# [Exercise details]
Report each line of the data that has "Voltage" somewhere in it.

# [Supplied data]
=-=-=
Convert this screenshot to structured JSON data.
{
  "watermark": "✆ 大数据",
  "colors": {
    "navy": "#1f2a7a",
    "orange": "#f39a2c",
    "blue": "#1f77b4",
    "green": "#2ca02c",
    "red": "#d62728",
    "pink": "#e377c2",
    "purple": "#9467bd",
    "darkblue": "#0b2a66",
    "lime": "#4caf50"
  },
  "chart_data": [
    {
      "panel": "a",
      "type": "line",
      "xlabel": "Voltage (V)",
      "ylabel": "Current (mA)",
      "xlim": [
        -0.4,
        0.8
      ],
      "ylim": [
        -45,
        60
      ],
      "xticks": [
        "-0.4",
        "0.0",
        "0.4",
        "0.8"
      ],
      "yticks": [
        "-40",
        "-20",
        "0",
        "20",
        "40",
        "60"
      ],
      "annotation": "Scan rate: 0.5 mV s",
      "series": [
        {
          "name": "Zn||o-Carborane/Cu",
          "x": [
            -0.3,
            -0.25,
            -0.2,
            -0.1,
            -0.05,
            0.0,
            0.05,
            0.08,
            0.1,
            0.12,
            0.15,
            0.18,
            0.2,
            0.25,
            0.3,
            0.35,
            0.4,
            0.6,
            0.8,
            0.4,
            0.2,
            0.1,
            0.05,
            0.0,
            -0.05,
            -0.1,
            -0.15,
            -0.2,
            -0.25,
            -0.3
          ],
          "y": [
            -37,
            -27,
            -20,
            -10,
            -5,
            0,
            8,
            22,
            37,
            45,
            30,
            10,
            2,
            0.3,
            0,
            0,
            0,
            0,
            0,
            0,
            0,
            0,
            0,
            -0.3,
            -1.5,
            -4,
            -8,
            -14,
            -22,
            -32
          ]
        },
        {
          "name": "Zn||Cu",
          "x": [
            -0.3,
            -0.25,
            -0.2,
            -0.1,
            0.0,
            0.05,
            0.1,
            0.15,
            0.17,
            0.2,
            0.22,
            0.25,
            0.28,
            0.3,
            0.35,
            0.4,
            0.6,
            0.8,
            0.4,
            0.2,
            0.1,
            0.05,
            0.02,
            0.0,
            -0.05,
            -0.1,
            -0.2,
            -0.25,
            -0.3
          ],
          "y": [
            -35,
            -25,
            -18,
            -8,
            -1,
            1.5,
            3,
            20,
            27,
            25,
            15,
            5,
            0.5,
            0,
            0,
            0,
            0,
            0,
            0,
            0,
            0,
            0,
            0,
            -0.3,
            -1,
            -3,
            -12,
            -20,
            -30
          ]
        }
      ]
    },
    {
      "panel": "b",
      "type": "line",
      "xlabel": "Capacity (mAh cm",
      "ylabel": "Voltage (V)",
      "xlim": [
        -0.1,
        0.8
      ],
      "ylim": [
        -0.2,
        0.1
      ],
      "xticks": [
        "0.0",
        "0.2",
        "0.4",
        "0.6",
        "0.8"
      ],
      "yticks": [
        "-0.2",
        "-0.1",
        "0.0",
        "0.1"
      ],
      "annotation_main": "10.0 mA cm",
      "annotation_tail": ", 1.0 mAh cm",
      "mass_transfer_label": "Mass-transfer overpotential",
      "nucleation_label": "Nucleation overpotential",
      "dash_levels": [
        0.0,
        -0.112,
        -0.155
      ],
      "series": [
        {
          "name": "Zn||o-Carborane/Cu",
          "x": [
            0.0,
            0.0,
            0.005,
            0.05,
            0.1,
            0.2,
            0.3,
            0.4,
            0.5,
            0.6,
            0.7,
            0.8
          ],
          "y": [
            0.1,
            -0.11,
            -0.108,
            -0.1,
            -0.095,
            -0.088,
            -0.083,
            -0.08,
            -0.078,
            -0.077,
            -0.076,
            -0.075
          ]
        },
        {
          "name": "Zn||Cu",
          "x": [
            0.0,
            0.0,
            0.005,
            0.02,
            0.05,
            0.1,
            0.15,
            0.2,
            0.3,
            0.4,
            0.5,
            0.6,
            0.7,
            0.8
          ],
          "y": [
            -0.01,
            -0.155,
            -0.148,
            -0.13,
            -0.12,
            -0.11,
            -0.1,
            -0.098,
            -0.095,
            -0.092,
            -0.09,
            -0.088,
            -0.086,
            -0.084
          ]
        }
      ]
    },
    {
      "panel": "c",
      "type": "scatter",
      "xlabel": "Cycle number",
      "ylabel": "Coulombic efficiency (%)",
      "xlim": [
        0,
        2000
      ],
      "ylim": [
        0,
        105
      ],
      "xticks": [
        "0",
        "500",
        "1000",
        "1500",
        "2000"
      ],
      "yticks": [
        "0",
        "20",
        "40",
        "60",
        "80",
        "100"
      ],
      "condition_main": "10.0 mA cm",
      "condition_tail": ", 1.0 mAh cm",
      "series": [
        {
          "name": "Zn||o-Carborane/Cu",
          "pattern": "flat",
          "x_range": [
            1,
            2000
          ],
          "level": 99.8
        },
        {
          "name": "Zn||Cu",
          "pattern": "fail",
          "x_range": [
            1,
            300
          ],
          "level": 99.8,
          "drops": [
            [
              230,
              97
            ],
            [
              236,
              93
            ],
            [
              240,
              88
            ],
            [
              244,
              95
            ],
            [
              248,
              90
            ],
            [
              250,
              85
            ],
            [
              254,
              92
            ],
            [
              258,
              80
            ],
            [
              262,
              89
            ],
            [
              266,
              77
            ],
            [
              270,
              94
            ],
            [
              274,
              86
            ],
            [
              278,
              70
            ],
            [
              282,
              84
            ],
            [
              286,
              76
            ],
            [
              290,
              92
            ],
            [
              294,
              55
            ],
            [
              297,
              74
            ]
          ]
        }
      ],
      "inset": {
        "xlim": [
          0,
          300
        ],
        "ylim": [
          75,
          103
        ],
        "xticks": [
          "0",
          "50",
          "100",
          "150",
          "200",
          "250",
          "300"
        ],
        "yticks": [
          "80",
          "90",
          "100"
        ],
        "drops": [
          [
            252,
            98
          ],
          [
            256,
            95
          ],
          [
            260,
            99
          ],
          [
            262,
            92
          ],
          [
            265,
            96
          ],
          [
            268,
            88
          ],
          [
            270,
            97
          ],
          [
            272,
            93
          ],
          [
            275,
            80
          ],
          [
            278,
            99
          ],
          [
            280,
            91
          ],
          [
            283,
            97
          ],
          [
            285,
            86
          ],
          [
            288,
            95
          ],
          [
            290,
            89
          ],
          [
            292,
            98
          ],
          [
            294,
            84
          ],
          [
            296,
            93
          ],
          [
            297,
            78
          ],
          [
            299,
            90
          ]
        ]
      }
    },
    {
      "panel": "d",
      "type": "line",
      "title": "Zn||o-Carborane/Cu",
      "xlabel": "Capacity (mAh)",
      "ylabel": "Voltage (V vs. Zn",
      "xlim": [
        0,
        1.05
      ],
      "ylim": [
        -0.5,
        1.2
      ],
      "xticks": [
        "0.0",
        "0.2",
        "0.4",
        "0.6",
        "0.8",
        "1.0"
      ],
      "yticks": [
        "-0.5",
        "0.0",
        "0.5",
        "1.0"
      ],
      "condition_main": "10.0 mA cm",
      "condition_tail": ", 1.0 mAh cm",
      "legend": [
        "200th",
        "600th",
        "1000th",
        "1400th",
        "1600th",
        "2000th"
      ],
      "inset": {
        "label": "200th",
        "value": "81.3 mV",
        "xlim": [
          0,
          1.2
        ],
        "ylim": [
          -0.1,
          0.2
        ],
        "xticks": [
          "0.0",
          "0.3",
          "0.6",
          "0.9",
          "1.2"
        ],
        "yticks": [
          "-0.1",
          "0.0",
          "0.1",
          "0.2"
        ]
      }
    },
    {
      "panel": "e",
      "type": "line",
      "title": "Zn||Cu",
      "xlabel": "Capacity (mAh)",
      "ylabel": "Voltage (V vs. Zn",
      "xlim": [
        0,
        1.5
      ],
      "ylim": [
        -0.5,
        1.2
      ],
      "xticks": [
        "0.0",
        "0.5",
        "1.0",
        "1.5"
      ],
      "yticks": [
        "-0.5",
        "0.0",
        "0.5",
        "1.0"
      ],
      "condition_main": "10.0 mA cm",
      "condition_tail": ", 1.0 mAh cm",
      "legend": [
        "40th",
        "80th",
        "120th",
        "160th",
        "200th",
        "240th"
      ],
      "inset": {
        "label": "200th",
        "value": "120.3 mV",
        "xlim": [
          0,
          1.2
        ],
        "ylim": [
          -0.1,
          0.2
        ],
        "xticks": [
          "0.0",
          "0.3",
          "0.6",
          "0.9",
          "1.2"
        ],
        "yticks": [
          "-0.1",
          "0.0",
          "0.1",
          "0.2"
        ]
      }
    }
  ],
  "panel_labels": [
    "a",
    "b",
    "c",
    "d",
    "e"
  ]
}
=-=-=
# [Written reply]
      "xlabel": "Voltage (V)",
      "ylabel": "Voltage (V)",
      "ylabel": "Voltage (V vs. Zn",
      "ylabel": "Voltage (V vs. Zn",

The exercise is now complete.